WHAT TO DO:
Return the entries below in their exact form, leaving the pictures out.

DATASET ENTRIES:
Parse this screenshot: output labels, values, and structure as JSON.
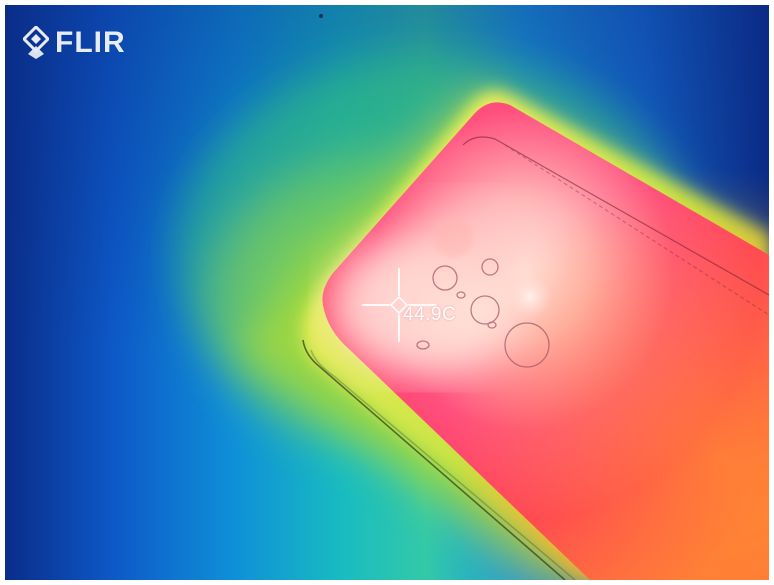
{
  "logo": {
    "text": "FLIR",
    "icon": "flir-diamond-logo-icon"
  },
  "measurement": {
    "spot_temperature": "44.9C",
    "icon": "crosshair-icon"
  },
  "colors": {
    "cold": "#0b2b87",
    "cool": "#0f74d6",
    "mid": "#18b7c9",
    "warm": "#7fd12c",
    "hot": "#f3e63c",
    "hotter": "#ff6a3a",
    "hottest": "#ff2f62",
    "peak": "#ffd8d1"
  }
}
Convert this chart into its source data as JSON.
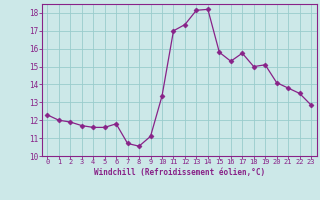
{
  "x": [
    0,
    1,
    2,
    3,
    4,
    5,
    6,
    7,
    8,
    9,
    10,
    11,
    12,
    13,
    14,
    15,
    16,
    17,
    18,
    19,
    20,
    21,
    22,
    23
  ],
  "y": [
    12.3,
    12.0,
    11.9,
    11.7,
    11.6,
    11.6,
    11.8,
    10.7,
    10.55,
    11.1,
    13.35,
    17.0,
    17.35,
    18.15,
    18.2,
    15.8,
    15.3,
    15.75,
    15.0,
    15.1,
    14.1,
    13.8,
    13.5,
    12.85
  ],
  "xlabel": "Windchill (Refroidissement éolien,°C)",
  "ylim": [
    10,
    18.5
  ],
  "xlim": [
    -0.5,
    23.5
  ],
  "yticks": [
    10,
    11,
    12,
    13,
    14,
    15,
    16,
    17,
    18
  ],
  "xticks": [
    0,
    1,
    2,
    3,
    4,
    5,
    6,
    7,
    8,
    9,
    10,
    11,
    12,
    13,
    14,
    15,
    16,
    17,
    18,
    19,
    20,
    21,
    22,
    23
  ],
  "xtick_labels": [
    "0",
    "1",
    "2",
    "3",
    "4",
    "5",
    "6",
    "7",
    "8",
    "9",
    "10",
    "11",
    "12",
    "13",
    "14",
    "15",
    "16",
    "17",
    "18",
    "19",
    "20",
    "21",
    "22",
    "23"
  ],
  "line_color": "#882288",
  "marker": "D",
  "marker_size": 2.5,
  "bg_color": "#cce8e8",
  "grid_color": "#99cccc",
  "axis_color": "#882288",
  "tick_color": "#882288",
  "xlabel_color": "#882288"
}
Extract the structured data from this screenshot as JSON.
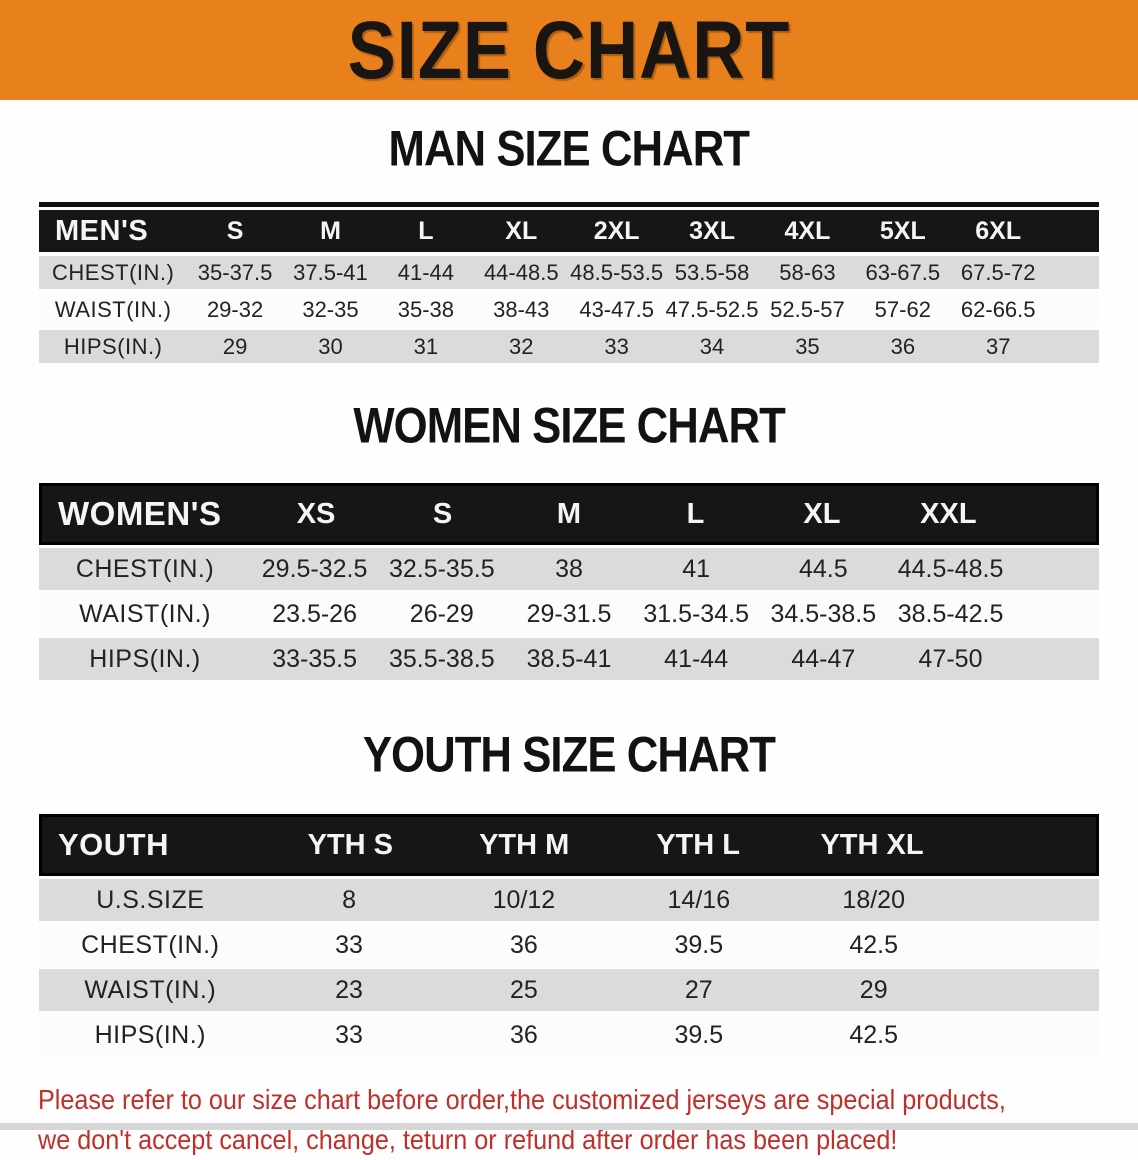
{
  "banner": {
    "title": "SIZE CHART"
  },
  "colors": {
    "banner_bg": "#e8811c",
    "header_bar": "#161616",
    "row_gray": "#dbdbdb",
    "disclaimer_red": "#c0302a"
  },
  "sections": [
    {
      "heading": "MAN SIZE CHART",
      "table": {
        "header_label": "MEN'S",
        "sizes": [
          "S",
          "M",
          "L",
          "XL",
          "2XL",
          "3XL",
          "4XL",
          "5XL",
          "6XL"
        ],
        "rows": [
          {
            "label": "CHEST(IN.)",
            "values": [
              "35-37.5",
              "37.5-41",
              "41-44",
              "44-48.5",
              "48.5-53.5",
              "53.5-58",
              "58-63",
              "63-67.5",
              "67.5-72"
            ]
          },
          {
            "label": "WAIST(IN.)",
            "values": [
              "29-32",
              "32-35",
              "35-38",
              "38-43",
              "43-47.5",
              "47.5-52.5",
              "52.5-57",
              "57-62",
              "62-66.5"
            ]
          },
          {
            "label": "HIPS(IN.)",
            "values": [
              "29",
              "30",
              "31",
              "32",
              "33",
              "34",
              "35",
              "36",
              "37"
            ]
          }
        ]
      }
    },
    {
      "heading": "WOMEN SIZE CHART",
      "table": {
        "header_label": "WOMEN'S",
        "sizes": [
          "XS",
          "S",
          "M",
          "L",
          "XL",
          "XXL"
        ],
        "rows": [
          {
            "label": "CHEST(IN.)",
            "values": [
              "29.5-32.5",
              "32.5-35.5",
              "38",
              "41",
              "44.5",
              "44.5-48.5"
            ]
          },
          {
            "label": "WAIST(IN.)",
            "values": [
              "23.5-26",
              "26-29",
              "29-31.5",
              "31.5-34.5",
              "34.5-38.5",
              "38.5-42.5"
            ]
          },
          {
            "label": "HIPS(IN.)",
            "values": [
              "33-35.5",
              "35.5-38.5",
              "38.5-41",
              "41-44",
              "44-47",
              "47-50"
            ]
          }
        ]
      }
    },
    {
      "heading": "YOUTH SIZE CHART",
      "table": {
        "header_label": "YOUTH",
        "sizes": [
          "YTH S",
          "YTH M",
          "YTH L",
          "YTH XL"
        ],
        "rows": [
          {
            "label": "U.S.SIZE",
            "values": [
              "8",
              "10/12",
              "14/16",
              "18/20"
            ]
          },
          {
            "label": "CHEST(IN.)",
            "values": [
              "33",
              "36",
              "39.5",
              "42.5"
            ]
          },
          {
            "label": "WAIST(IN.)",
            "values": [
              "23",
              "25",
              "27",
              "29"
            ]
          },
          {
            "label": "HIPS(IN.)",
            "values": [
              "33",
              "36",
              "39.5",
              "42.5"
            ]
          }
        ]
      }
    }
  ],
  "disclaimer": {
    "line1": "Please refer to our size chart before order,the customized jerseys are special products,",
    "line2": "we don't accept cancel, change, teturn or refund after order has been placed!"
  }
}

CORRECT RESPONSE:
Parse this screenshot: output labels, values, and structure as JSON.
{
  "logo": {
    "text": "FLIR",
    "icon": "flir-diamond-logo-icon"
  },
  "measurement": {
    "spot_temperature": "44.9C",
    "icon": "crosshair-icon"
  },
  "colors": {
    "cold": "#0b2b87",
    "cool": "#0f74d6",
    "mid": "#18b7c9",
    "warm": "#7fd12c",
    "hot": "#f3e63c",
    "hotter": "#ff6a3a",
    "hottest": "#ff2f62",
    "peak": "#ffd8d1"
  }
}
Convert this chart into its source data as JSON.
{
  "x": [
    0,
    1,
    2,
    3,
    4,
    5,
    6,
    7,
    8,
    9,
    10,
    11,
    12,
    13,
    14,
    15,
    16,
    17,
    18,
    19,
    20,
    21,
    22,
    23
  ],
  "y": [
    12.3,
    12.0,
    11.9,
    11.7,
    11.6,
    11.6,
    11.8,
    10.7,
    10.55,
    11.1,
    13.35,
    17.0,
    17.35,
    18.15,
    18.2,
    15.8,
    15.3,
    15.75,
    15.0,
    15.1,
    14.1,
    13.8,
    13.5,
    12.85
  ],
  "xlabel": "Windchill (Refroidissement éolien,°C)",
  "ylim": [
    10,
    18.5
  ],
  "xlim": [
    -0.5,
    23.5
  ],
  "yticks": [
    10,
    11,
    12,
    13,
    14,
    15,
    16,
    17,
    18
  ],
  "xticks": [
    0,
    1,
    2,
    3,
    4,
    5,
    6,
    7,
    8,
    9,
    10,
    11,
    12,
    13,
    14,
    15,
    16,
    17,
    18,
    19,
    20,
    21,
    22,
    23
  ],
  "xtick_labels": [
    "0",
    "1",
    "2",
    "3",
    "4",
    "5",
    "6",
    "7",
    "8",
    "9",
    "10",
    "11",
    "12",
    "13",
    "14",
    "15",
    "16",
    "17",
    "18",
    "19",
    "20",
    "21",
    "22",
    "23"
  ],
  "line_color": "#882288",
  "marker": "D",
  "marker_size": 2.5,
  "bg_color": "#cce8e8",
  "grid_color": "#99cccc",
  "axis_color": "#882288",
  "tick_color": "#882288",
  "xlabel_color": "#882288"
}
Extract the structured data from this screenshot as JSON.
{
  "banner": {
    "title": "SIZE CHART"
  },
  "colors": {
    "banner_bg": "#e8811c",
    "header_bar": "#161616",
    "row_gray": "#dbdbdb",
    "disclaimer_red": "#c0302a"
  },
  "sections": [
    {
      "heading": "MAN SIZE CHART",
      "table": {
        "header_label": "MEN'S",
        "sizes": [
          "S",
          "M",
          "L",
          "XL",
          "2XL",
          "3XL",
          "4XL",
          "5XL",
          "6XL"
        ],
        "rows": [
          {
            "label": "CHEST(IN.)",
            "values": [
              "35-37.5",
              "37.5-41",
              "41-44",
              "44-48.5",
              "48.5-53.5",
              "53.5-58",
              "58-63",
              "63-67.5",
              "67.5-72"
            ]
          },
          {
            "label": "WAIST(IN.)",
            "values": [
              "29-32",
              "32-35",
              "35-38",
              "38-43",
              "43-47.5",
              "47.5-52.5",
              "52.5-57",
              "57-62",
              "62-66.5"
            ]
          },
          {
            "label": "HIPS(IN.)",
            "values": [
              "29",
              "30",
              "31",
              "32",
              "33",
              "34",
              "35",
              "36",
              "37"
            ]
          }
        ]
      }
    },
    {
      "heading": "WOMEN SIZE CHART",
      "table": {
        "header_label": "WOMEN'S",
        "sizes": [
          "XS",
          "S",
          "M",
          "L",
          "XL",
          "XXL"
        ],
        "rows": [
          {
            "label": "CHEST(IN.)",
            "values": [
              "29.5-32.5",
              "32.5-35.5",
              "38",
              "41",
              "44.5",
              "44.5-48.5"
            ]
          },
          {
            "label": "WAIST(IN.)",
            "values": [
              "23.5-26",
              "26-29",
              "29-31.5",
              "31.5-34.5",
              "34.5-38.5",
              "38.5-42.5"
            ]
          },
          {
            "label": "HIPS(IN.)",
            "values": [
              "33-35.5",
              "35.5-38.5",
              "38.5-41",
              "41-44",
              "44-47",
              "47-50"
            ]
          }
        ]
      }
    },
    {
      "heading": "YOUTH SIZE CHART",
      "table": {
        "header_label": "YOUTH",
        "sizes": [
          "YTH S",
          "YTH M",
          "YTH L",
          "YTH XL"
        ],
        "rows": [
          {
            "label": "U.S.SIZE",
            "values": [
              "8",
              "10/12",
              "14/16",
              "18/20"
            ]
          },
          {
            "label": "CHEST(IN.)",
            "values": [
              "33",
              "36",
              "39.5",
              "42.5"
            ]
          },
          {
            "label": "WAIST(IN.)",
            "values": [
              "23",
              "25",
              "27",
              "29"
            ]
          },
          {
            "label": "HIPS(IN.)",
            "values": [
              "33",
              "36",
              "39.5",
              "42.5"
            ]
          }
        ]
      }
    }
  ],
  "disclaimer": {
    "line1": "Please refer to our size chart before order,the customized jerseys are special products,",
    "line2": "we don't accept cancel, change, teturn or refund after order has been placed!"
  }
}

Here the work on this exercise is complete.